### EXERCISE DESCRIPTION
Among the records below, find each line that includes the string "multiplier" and copy it.

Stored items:
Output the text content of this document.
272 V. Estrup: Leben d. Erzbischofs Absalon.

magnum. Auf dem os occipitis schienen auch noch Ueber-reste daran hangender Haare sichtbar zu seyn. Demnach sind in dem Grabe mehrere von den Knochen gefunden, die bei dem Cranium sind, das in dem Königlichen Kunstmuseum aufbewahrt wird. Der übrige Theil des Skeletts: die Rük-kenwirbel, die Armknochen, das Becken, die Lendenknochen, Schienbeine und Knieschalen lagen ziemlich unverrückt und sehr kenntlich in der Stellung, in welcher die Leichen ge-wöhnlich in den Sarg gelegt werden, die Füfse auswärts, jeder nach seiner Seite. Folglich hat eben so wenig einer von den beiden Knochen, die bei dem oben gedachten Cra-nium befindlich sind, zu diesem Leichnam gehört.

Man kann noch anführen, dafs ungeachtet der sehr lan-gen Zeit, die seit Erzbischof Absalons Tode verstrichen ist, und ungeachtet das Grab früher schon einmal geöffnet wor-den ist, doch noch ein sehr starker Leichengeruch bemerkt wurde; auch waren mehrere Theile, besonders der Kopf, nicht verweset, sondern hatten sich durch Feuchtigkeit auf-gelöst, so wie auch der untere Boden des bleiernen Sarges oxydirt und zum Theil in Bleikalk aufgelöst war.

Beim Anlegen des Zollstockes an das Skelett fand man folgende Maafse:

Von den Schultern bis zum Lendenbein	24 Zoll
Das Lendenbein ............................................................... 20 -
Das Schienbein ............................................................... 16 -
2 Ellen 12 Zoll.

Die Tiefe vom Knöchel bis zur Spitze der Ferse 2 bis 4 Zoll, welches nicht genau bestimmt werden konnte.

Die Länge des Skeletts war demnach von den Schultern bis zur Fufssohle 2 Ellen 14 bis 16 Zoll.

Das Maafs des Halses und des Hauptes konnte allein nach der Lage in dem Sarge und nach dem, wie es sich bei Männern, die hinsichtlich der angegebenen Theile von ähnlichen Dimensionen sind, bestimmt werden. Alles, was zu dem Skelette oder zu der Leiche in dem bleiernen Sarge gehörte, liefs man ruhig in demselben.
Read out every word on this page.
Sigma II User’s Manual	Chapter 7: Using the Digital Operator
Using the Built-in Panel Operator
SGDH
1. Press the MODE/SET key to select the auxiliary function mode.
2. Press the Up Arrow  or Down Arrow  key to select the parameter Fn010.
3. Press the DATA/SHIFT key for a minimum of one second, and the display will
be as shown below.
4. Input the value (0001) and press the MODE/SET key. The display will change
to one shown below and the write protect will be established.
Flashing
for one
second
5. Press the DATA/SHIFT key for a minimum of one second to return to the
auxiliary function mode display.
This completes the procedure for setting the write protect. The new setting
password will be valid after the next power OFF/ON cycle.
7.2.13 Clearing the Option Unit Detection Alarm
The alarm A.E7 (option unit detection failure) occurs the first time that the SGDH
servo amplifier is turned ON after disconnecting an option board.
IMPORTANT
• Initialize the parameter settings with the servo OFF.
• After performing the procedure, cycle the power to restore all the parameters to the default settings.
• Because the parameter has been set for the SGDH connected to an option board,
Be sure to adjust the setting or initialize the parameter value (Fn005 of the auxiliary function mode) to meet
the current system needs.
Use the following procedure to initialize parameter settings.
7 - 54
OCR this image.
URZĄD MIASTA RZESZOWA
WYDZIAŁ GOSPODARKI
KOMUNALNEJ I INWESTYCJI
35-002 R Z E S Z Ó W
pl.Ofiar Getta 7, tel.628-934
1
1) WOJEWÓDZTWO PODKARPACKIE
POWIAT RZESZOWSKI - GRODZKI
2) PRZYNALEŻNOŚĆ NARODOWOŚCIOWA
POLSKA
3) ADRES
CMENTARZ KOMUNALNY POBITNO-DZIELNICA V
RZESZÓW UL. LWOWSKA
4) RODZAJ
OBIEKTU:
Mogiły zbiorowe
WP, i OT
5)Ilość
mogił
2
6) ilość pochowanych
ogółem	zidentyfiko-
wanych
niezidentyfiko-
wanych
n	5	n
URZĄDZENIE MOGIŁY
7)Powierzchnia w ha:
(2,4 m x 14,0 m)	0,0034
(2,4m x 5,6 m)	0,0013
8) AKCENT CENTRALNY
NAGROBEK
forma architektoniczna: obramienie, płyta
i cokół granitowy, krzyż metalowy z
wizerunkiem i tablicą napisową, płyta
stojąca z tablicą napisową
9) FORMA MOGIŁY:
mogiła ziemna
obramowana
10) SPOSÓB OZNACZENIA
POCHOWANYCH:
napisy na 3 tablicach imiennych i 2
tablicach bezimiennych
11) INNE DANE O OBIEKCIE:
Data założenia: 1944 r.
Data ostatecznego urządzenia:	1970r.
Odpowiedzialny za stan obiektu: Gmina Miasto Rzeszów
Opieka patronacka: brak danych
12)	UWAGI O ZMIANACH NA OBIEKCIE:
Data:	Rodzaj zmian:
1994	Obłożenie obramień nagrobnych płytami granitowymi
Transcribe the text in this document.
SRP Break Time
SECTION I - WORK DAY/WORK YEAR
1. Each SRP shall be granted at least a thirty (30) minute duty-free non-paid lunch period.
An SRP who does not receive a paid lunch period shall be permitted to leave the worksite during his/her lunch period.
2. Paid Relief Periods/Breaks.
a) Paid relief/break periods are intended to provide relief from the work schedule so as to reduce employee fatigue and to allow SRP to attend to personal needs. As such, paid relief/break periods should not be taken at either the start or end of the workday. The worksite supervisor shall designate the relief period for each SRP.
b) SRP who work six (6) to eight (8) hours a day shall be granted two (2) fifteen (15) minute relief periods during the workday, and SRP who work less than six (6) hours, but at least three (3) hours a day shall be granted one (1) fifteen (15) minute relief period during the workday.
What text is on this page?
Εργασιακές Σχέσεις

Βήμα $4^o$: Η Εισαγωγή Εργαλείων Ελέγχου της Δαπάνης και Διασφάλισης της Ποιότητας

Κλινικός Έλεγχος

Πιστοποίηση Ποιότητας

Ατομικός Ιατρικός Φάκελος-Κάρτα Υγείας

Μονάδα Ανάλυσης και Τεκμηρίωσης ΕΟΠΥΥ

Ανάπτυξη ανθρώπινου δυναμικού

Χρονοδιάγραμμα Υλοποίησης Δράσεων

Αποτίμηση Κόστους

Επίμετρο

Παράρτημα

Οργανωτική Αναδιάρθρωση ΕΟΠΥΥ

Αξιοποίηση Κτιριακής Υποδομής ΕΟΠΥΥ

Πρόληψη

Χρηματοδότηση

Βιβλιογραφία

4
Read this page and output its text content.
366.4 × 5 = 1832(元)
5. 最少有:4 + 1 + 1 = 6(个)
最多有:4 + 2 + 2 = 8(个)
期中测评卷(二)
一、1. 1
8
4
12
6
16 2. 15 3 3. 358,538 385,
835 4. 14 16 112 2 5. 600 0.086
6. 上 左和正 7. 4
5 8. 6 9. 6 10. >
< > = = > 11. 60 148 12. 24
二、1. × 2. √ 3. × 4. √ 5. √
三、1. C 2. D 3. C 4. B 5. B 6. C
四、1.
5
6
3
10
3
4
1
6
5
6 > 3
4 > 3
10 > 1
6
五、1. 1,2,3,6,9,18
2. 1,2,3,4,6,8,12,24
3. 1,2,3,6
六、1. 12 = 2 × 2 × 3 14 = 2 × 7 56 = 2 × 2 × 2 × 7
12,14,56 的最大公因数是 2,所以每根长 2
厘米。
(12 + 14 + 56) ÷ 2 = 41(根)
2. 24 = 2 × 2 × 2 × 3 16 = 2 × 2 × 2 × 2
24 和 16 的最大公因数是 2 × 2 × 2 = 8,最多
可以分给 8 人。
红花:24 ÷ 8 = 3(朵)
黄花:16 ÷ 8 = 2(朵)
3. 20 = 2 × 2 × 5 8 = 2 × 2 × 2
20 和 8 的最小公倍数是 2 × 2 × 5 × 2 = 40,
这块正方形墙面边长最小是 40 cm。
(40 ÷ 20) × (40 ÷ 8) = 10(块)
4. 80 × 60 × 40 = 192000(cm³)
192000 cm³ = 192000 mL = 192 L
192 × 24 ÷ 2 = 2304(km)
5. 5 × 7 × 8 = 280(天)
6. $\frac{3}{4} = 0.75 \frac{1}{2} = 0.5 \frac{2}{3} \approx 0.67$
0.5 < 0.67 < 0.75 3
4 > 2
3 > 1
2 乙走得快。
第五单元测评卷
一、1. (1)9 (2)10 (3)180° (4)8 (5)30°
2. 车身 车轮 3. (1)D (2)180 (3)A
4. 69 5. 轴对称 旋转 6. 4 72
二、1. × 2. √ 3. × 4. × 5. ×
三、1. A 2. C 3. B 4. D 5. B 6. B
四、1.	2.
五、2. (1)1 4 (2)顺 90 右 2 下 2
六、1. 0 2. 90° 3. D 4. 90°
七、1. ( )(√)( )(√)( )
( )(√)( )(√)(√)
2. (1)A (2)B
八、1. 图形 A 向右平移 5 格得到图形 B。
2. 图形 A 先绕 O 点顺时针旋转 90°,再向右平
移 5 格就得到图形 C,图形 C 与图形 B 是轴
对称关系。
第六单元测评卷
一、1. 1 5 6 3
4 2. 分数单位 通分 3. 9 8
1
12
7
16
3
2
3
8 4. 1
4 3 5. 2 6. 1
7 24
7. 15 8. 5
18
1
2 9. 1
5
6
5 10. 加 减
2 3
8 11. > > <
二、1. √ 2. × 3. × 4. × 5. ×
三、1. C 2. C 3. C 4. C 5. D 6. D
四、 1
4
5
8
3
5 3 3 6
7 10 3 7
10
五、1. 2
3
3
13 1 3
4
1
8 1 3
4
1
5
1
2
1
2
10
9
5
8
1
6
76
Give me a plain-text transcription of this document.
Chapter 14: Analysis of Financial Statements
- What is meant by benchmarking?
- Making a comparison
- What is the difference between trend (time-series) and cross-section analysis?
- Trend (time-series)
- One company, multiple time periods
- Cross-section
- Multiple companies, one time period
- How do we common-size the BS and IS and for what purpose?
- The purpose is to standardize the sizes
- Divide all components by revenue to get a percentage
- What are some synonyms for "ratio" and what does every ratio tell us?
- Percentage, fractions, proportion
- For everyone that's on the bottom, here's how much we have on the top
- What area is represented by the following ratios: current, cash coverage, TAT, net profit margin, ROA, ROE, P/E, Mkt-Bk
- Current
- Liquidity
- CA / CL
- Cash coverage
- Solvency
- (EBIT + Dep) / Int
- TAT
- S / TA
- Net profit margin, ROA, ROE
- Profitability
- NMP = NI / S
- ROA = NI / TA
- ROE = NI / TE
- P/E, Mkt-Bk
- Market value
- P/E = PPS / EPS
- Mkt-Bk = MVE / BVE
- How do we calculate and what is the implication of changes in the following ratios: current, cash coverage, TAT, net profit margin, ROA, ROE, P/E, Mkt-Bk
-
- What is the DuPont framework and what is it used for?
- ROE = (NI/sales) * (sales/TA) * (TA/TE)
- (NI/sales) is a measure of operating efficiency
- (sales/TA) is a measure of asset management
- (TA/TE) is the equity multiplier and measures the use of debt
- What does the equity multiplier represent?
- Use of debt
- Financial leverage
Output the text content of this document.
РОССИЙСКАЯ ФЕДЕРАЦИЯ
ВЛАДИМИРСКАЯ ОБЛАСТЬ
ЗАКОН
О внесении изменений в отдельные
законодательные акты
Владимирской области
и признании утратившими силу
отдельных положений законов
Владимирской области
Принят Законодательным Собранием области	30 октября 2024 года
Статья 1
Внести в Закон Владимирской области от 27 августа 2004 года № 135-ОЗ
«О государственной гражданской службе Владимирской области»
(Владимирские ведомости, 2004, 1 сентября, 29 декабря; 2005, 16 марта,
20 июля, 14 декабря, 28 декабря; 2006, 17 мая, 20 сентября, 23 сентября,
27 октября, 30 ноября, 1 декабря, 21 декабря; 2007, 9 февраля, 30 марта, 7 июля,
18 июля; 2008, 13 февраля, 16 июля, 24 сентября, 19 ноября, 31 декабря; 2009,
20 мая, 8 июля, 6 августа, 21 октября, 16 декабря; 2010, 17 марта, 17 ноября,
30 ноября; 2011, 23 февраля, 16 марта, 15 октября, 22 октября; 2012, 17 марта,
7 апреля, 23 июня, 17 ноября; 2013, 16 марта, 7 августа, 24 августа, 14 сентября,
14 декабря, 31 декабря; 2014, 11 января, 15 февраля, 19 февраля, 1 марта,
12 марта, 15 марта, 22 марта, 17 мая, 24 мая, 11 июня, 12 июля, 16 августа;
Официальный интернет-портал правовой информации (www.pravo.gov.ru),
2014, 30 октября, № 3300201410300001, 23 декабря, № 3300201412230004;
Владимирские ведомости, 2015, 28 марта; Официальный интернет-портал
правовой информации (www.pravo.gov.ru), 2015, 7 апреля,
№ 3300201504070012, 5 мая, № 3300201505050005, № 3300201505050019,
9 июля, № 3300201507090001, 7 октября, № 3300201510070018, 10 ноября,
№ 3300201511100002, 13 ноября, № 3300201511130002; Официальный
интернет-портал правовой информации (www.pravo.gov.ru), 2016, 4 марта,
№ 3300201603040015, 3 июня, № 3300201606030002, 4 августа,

### ANSWER FOR THIS EXERCISE
- (TA/TE) is the equity multiplier and measures the use of debt
- What does the equity multiplier represent?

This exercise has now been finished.